(Exercise materials)
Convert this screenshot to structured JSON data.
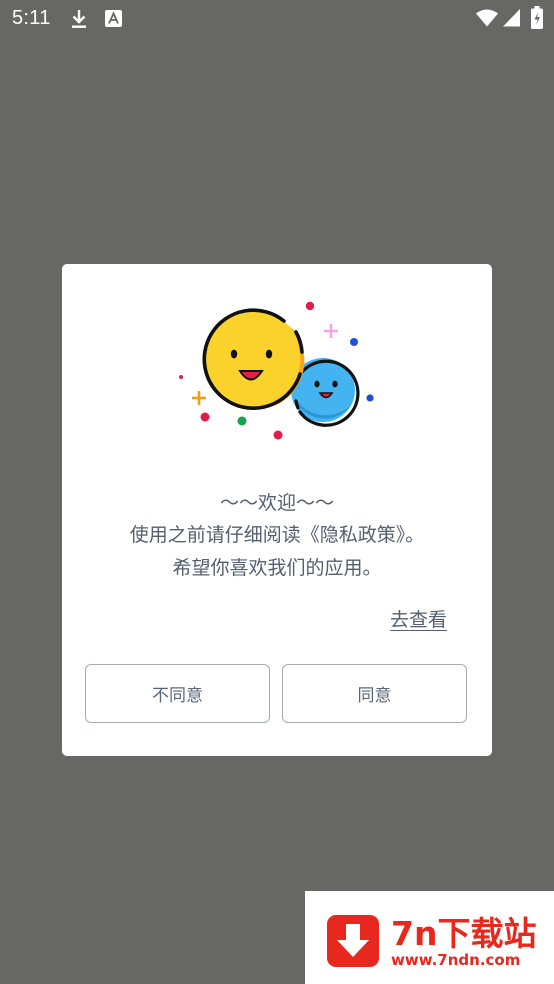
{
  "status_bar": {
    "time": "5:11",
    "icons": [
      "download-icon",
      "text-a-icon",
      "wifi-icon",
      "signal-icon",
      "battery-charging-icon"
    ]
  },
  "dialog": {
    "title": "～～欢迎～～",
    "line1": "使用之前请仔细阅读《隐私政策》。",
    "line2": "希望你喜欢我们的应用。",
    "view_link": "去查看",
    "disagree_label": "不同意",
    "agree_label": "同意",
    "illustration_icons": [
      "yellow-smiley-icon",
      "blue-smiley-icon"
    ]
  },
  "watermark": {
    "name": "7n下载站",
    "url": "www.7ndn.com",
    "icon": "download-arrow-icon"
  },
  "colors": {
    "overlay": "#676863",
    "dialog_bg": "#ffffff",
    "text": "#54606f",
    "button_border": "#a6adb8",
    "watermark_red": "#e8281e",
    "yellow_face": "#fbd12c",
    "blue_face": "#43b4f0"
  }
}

(Task statement)
Quote every record above exactly, omitting any pictures they contain.

(Worked answer)
Convert this screenshot to structured JSON data.
{
  "status_bar": {
    "time": "5:11",
    "icons": [
      "download-icon",
      "text-a-icon",
      "wifi-icon",
      "signal-icon",
      "battery-charging-icon"
    ]
  },
  "dialog": {
    "title": "～～欢迎～～",
    "line1": "使用之前请仔细阅读《隐私政策》。",
    "line2": "希望你喜欢我们的应用。",
    "view_link": "去查看",
    "disagree_label": "不同意",
    "agree_label": "同意",
    "illustration_icons": [
      "yellow-smiley-icon",
      "blue-smiley-icon"
    ]
  },
  "watermark": {
    "name": "7n下载站",
    "url": "www.7ndn.com",
    "icon": "download-arrow-icon"
  },
  "colors": {
    "overlay": "#676863",
    "dialog_bg": "#ffffff",
    "text": "#54606f",
    "button_border": "#a6adb8",
    "watermark_red": "#e8281e",
    "yellow_face": "#fbd12c",
    "blue_face": "#43b4f0"
  }
}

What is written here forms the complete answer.